Goal: Gather all lines with "xlabel" from the records.

[Rows from a dataset]
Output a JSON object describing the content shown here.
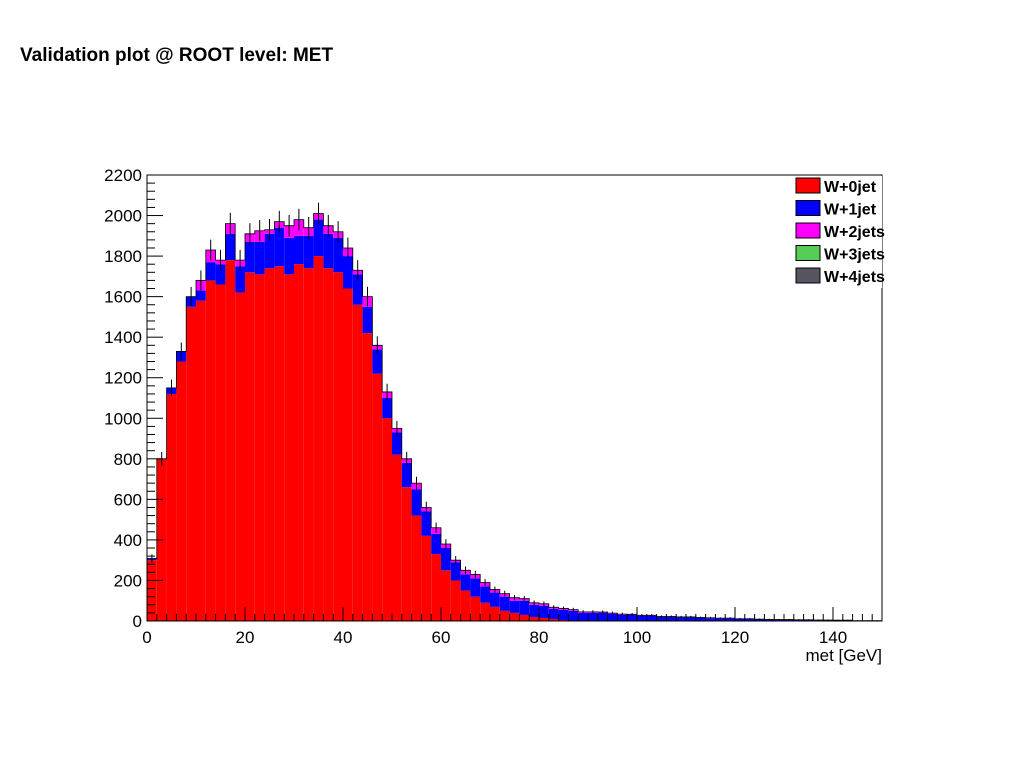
{
  "slide": {
    "title": "Validation plot @ ROOT level: MET"
  },
  "chart_data": {
    "type": "bar",
    "stacked": true,
    "histogram": true,
    "title": "",
    "xlabel": "met [GeV]",
    "ylabel": "",
    "xlim": [
      0,
      150
    ],
    "ylim": [
      0,
      2200
    ],
    "grid": false,
    "legend_position": "top-right",
    "x_ticks": [
      0,
      20,
      40,
      60,
      80,
      100,
      120,
      140
    ],
    "y_ticks": [
      0,
      200,
      400,
      600,
      800,
      1000,
      1200,
      1400,
      1600,
      1800,
      2000,
      2200
    ],
    "bin_width": 2,
    "x": [
      1,
      3,
      5,
      7,
      9,
      11,
      13,
      15,
      17,
      19,
      21,
      23,
      25,
      27,
      29,
      31,
      33,
      35,
      37,
      39,
      41,
      43,
      45,
      47,
      49,
      51,
      53,
      55,
      57,
      59,
      61,
      63,
      65,
      67,
      69,
      71,
      73,
      75,
      77,
      79,
      81,
      83,
      85,
      87,
      89,
      91,
      93,
      95,
      97,
      99,
      101,
      103,
      105,
      107,
      109,
      111,
      113,
      115,
      117,
      119,
      121,
      123,
      125,
      127,
      129,
      131,
      133,
      135,
      137,
      139,
      141,
      143,
      145,
      147,
      149
    ],
    "series": [
      {
        "name": "W+0jet",
        "color": "#ff0000",
        "values": [
          300,
          800,
          1120,
          1280,
          1550,
          1580,
          1680,
          1660,
          1780,
          1620,
          1720,
          1710,
          1740,
          1750,
          1710,
          1760,
          1740,
          1800,
          1740,
          1720,
          1640,
          1560,
          1420,
          1220,
          1000,
          820,
          660,
          520,
          420,
          330,
          250,
          200,
          150,
          120,
          90,
          70,
          50,
          40,
          30,
          20,
          15,
          10,
          5,
          0,
          0,
          0,
          0,
          0,
          0,
          0,
          0,
          0,
          0,
          0,
          0,
          0,
          0,
          0,
          0,
          0,
          0,
          0,
          0,
          0,
          0,
          0,
          0,
          0,
          0,
          0,
          0,
          0,
          0,
          0,
          0
        ]
      },
      {
        "name": "W+1jet",
        "color": "#0000ff",
        "values": [
          8,
          0,
          30,
          50,
          50,
          50,
          90,
          100,
          130,
          130,
          150,
          160,
          170,
          190,
          180,
          140,
          160,
          180,
          170,
          170,
          160,
          150,
          130,
          120,
          100,
          110,
          120,
          130,
          120,
          100,
          110,
          90,
          80,
          90,
          80,
          70,
          70,
          60,
          70,
          60,
          60,
          50,
          50,
          50,
          40,
          40,
          40,
          35,
          30,
          30,
          25,
          25,
          20,
          20,
          18,
          18,
          15,
          14,
          12,
          12,
          10,
          10,
          8,
          7,
          6,
          6,
          5,
          5,
          4,
          4,
          3,
          3,
          2,
          2,
          2
        ]
      },
      {
        "name": "W+2jets",
        "color": "#ff00ff",
        "values": [
          0,
          0,
          0,
          0,
          0,
          50,
          60,
          20,
          50,
          30,
          40,
          55,
          20,
          30,
          60,
          80,
          40,
          30,
          40,
          30,
          40,
          20,
          50,
          20,
          30,
          20,
          20,
          30,
          20,
          30,
          20,
          10,
          20,
          20,
          20,
          15,
          15,
          15,
          10,
          10,
          10,
          8,
          7,
          6,
          5,
          5,
          4,
          4,
          4,
          3,
          3,
          3,
          2,
          2,
          2,
          2,
          2,
          2,
          2,
          2,
          1,
          1,
          1,
          1,
          1,
          1,
          1,
          1,
          1,
          1,
          1,
          1,
          0,
          0,
          0
        ]
      },
      {
        "name": "W+3jets",
        "color": "#55cc55",
        "values": [
          0,
          0,
          0,
          0,
          0,
          0,
          0,
          0,
          0,
          0,
          0,
          0,
          0,
          0,
          0,
          0,
          0,
          0,
          0,
          0,
          0,
          0,
          0,
          0,
          0,
          0,
          0,
          0,
          0,
          0,
          0,
          0,
          0,
          0,
          0,
          0,
          0,
          0,
          0,
          0,
          0,
          0,
          0,
          0,
          0,
          0,
          0,
          0,
          0,
          0,
          0,
          0,
          0,
          0,
          0,
          0,
          0,
          0,
          0,
          0,
          0,
          0,
          0,
          0,
          0,
          0,
          0,
          0,
          0,
          0,
          0,
          0,
          0,
          0,
          0
        ]
      },
      {
        "name": "W+4jets",
        "color": "#555560",
        "values": [
          0,
          0,
          0,
          0,
          0,
          0,
          0,
          0,
          0,
          0,
          0,
          0,
          0,
          0,
          0,
          0,
          0,
          0,
          0,
          0,
          0,
          0,
          0,
          0,
          0,
          0,
          0,
          0,
          0,
          0,
          0,
          0,
          0,
          0,
          0,
          0,
          0,
          0,
          0,
          0,
          0,
          0,
          0,
          0,
          0,
          0,
          0,
          0,
          0,
          0,
          0,
          0,
          0,
          0,
          0,
          0,
          0,
          0,
          0,
          0,
          0,
          0,
          0,
          0,
          0,
          0,
          0,
          0,
          0,
          0,
          0,
          0,
          0,
          0,
          0
        ]
      }
    ]
  }
}
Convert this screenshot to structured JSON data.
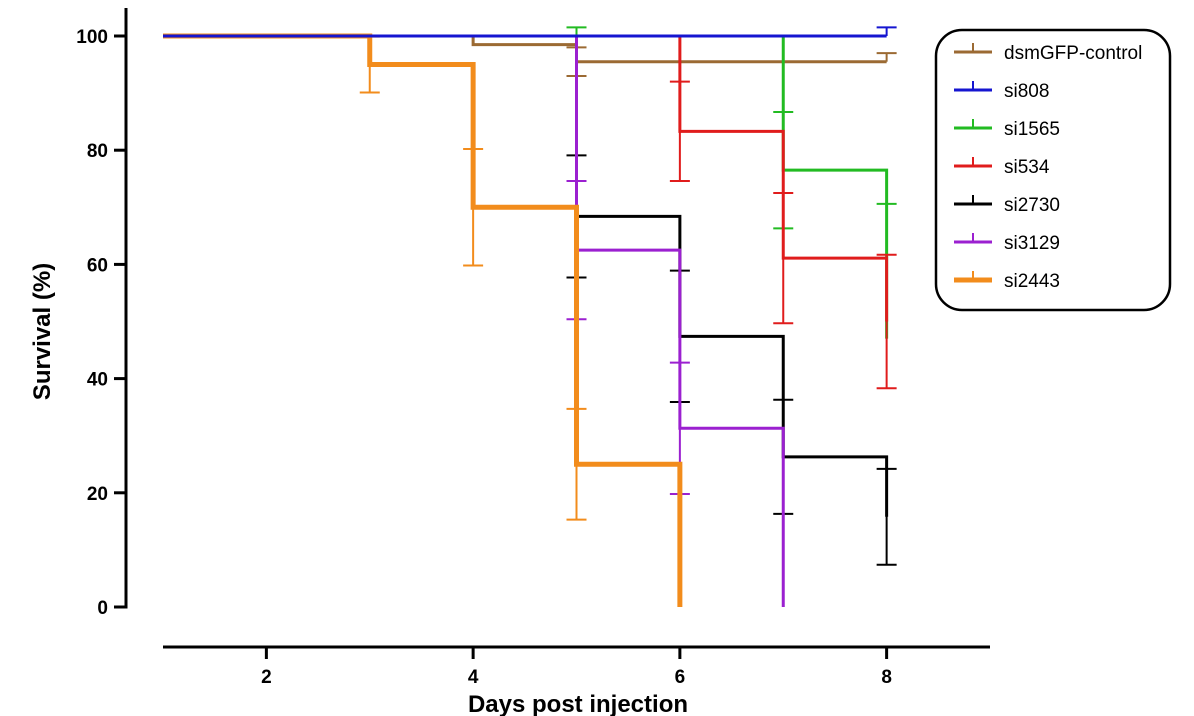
{
  "chart_data": {
    "type": "line",
    "subtype": "kaplan-meier step survival with error bars",
    "title": "",
    "xlabel": "Days post injection",
    "ylabel": "Survival (%)",
    "xlim": [
      1,
      9
    ],
    "ylim": [
      0,
      100
    ],
    "x_ticks": [
      2,
      4,
      6,
      8
    ],
    "y_ticks": [
      0,
      20,
      40,
      60,
      80,
      100
    ],
    "grid": false,
    "legend_position": "top-right",
    "series": [
      {
        "name": "dsmGFP-control",
        "color": "#9b6a33",
        "width": 3,
        "steps": [
          [
            1,
            100
          ],
          [
            4,
            98.5
          ],
          [
            5,
            95.5
          ],
          [
            8,
            95.5
          ]
        ],
        "errors": [
          [
            4,
            98.5,
            98.5,
            100
          ],
          [
            5,
            95.5,
            93,
            98
          ],
          [
            8,
            95.5,
            95.5,
            97
          ]
        ]
      },
      {
        "name": "si808",
        "color": "#1515d0",
        "width": 3,
        "steps": [
          [
            1,
            100
          ],
          [
            8,
            100
          ]
        ],
        "errors": [
          [
            8,
            100,
            100,
            101.5
          ]
        ]
      },
      {
        "name": "si1565",
        "color": "#22bb22",
        "width": 3,
        "steps": [
          [
            1,
            100
          ],
          [
            7,
            76.5
          ],
          [
            8,
            47
          ]
        ],
        "errors": [
          [
            5,
            100,
            100,
            101.5
          ],
          [
            7,
            76.5,
            66.3,
            86.7
          ],
          [
            8,
            47,
            47,
            70.6
          ]
        ]
      },
      {
        "name": "si534",
        "color": "#e01c1c",
        "width": 3,
        "steps": [
          [
            1,
            100
          ],
          [
            6,
            83.3
          ],
          [
            7,
            61.1
          ],
          [
            8,
            50
          ]
        ],
        "errors": [
          [
            6,
            83.3,
            74.6,
            92
          ],
          [
            7,
            61.1,
            49.7,
            72.5
          ],
          [
            8,
            50,
            38.3,
            61.7
          ]
        ]
      },
      {
        "name": "si2730",
        "color": "#000000",
        "width": 3,
        "steps": [
          [
            1,
            100
          ],
          [
            5,
            68.4
          ],
          [
            6,
            47.4
          ],
          [
            7,
            26.3
          ],
          [
            8,
            15.8
          ]
        ],
        "errors": [
          [
            5,
            68.4,
            57.7,
            79.1
          ],
          [
            6,
            47.4,
            35.9,
            58.9
          ],
          [
            7,
            26.3,
            16.3,
            36.3
          ],
          [
            8,
            15.8,
            7.4,
            24.2
          ]
        ]
      },
      {
        "name": "si3129",
        "color": "#9b20d0",
        "width": 3,
        "steps": [
          [
            1,
            100
          ],
          [
            5,
            62.5
          ],
          [
            6,
            31.3
          ],
          [
            7,
            0
          ]
        ],
        "errors": [
          [
            5,
            62.5,
            50.4,
            74.6
          ],
          [
            6,
            31.3,
            19.8,
            42.8
          ]
        ]
      },
      {
        "name": "si2443",
        "color": "#f28c1c",
        "width": 5,
        "steps": [
          [
            1,
            100
          ],
          [
            3,
            95
          ],
          [
            4,
            70
          ],
          [
            5,
            25
          ],
          [
            6,
            0
          ]
        ],
        "errors": [
          [
            3,
            95,
            90.1,
            99.9
          ],
          [
            4,
            70,
            59.8,
            80.2
          ],
          [
            5,
            25,
            15.3,
            34.7
          ]
        ]
      }
    ]
  }
}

Answer to the task:
    "xlabel": "met [GeV]",
    "xlabel": "Days post injection",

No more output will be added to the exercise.